** Opening INFORMATION GIVEN block **

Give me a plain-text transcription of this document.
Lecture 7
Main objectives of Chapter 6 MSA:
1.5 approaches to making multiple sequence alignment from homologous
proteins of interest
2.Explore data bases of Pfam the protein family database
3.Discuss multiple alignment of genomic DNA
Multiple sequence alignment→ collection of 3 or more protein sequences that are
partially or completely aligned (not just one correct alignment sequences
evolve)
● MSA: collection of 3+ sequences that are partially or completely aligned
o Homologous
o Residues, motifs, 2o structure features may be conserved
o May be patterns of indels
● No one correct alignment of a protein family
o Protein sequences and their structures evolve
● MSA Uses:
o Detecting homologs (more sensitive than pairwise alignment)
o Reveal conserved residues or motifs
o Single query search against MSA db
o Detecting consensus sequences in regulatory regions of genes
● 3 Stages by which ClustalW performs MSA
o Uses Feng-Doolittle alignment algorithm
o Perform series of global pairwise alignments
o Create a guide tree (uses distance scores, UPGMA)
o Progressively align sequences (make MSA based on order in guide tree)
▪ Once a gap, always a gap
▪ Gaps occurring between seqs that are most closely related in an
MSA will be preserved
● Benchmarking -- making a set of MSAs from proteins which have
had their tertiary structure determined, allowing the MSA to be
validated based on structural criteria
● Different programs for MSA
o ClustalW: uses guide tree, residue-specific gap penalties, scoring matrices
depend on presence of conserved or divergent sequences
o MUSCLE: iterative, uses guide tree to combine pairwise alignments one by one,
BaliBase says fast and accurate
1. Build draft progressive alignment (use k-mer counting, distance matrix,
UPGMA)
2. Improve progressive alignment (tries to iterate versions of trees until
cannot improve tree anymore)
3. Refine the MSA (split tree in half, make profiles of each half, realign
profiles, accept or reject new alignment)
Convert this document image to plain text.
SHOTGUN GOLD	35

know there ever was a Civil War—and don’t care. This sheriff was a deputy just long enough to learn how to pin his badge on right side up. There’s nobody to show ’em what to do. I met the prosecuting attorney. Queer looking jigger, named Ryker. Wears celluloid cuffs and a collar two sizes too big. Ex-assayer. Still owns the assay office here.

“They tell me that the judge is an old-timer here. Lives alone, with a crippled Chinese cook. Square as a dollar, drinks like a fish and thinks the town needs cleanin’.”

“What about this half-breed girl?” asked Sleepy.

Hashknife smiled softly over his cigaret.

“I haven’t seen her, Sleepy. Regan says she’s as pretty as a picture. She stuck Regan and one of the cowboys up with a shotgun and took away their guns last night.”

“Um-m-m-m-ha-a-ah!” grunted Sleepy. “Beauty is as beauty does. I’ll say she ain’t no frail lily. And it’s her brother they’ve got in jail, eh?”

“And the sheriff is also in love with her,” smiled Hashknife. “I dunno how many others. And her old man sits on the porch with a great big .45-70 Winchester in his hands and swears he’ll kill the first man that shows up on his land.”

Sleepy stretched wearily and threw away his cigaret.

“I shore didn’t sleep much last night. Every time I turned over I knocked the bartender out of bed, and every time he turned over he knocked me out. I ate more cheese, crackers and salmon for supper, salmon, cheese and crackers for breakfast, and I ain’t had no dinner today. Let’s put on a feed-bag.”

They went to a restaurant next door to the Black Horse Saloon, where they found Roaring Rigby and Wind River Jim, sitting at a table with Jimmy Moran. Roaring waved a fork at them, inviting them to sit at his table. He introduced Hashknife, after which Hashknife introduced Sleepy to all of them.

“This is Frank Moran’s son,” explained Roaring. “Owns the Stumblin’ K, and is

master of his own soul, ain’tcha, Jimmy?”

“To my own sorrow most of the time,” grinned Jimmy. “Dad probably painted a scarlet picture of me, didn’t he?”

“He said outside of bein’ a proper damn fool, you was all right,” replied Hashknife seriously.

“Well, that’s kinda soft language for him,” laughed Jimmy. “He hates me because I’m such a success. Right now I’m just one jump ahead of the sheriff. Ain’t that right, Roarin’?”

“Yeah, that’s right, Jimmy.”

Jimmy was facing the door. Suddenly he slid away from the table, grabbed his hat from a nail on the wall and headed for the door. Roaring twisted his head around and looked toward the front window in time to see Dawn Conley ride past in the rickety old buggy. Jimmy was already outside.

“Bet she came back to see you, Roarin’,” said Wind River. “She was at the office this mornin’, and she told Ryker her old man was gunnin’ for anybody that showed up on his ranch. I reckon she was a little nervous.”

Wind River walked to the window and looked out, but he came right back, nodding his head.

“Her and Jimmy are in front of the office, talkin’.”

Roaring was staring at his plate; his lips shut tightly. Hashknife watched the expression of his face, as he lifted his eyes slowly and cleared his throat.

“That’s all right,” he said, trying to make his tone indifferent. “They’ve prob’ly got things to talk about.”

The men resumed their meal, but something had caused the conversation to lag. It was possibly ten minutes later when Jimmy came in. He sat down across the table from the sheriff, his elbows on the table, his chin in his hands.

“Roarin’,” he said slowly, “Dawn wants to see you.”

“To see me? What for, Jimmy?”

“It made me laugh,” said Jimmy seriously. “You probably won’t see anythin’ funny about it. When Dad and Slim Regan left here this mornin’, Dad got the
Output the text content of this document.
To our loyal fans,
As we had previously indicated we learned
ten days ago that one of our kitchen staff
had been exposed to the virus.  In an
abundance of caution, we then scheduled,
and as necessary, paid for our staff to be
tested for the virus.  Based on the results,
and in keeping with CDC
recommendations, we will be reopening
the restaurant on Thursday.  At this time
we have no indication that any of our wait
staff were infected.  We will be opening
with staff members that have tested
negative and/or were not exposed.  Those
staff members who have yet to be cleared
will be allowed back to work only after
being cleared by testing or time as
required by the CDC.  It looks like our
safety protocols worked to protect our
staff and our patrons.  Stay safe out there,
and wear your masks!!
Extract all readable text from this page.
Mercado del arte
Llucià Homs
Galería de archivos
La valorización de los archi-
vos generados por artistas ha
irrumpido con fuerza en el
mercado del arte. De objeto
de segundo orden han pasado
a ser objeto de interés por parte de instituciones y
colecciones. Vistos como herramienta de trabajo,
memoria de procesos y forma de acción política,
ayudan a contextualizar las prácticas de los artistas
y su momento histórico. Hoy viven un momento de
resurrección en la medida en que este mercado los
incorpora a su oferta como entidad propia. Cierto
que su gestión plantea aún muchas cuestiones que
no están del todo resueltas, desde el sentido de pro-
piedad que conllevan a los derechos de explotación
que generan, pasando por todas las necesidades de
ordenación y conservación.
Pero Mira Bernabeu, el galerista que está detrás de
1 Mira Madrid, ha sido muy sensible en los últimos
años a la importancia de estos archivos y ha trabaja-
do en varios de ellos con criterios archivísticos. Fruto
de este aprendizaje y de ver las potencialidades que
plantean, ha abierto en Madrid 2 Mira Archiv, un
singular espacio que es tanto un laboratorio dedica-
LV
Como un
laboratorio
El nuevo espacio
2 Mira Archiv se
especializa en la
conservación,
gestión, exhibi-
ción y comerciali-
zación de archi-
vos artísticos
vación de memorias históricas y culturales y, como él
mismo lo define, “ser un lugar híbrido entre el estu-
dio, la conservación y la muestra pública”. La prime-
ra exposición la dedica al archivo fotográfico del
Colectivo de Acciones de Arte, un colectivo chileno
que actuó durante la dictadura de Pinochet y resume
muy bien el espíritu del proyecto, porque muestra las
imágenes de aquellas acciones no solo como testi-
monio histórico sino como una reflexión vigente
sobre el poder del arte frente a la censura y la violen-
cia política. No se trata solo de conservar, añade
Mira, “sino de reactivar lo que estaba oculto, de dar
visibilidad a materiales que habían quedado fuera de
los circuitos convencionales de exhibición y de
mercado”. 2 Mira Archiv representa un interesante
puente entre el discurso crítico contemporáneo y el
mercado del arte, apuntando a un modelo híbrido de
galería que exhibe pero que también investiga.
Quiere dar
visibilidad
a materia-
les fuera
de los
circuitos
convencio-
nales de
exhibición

** Closing INFORMATION GIVEN block **

> _EXERCISE_: Pull every line with the string "política" out of the material.

> _SOLVED EXERCISE_:
memoria de procesos y forma de acción política,
cia política. No se trata solo de conservar, añade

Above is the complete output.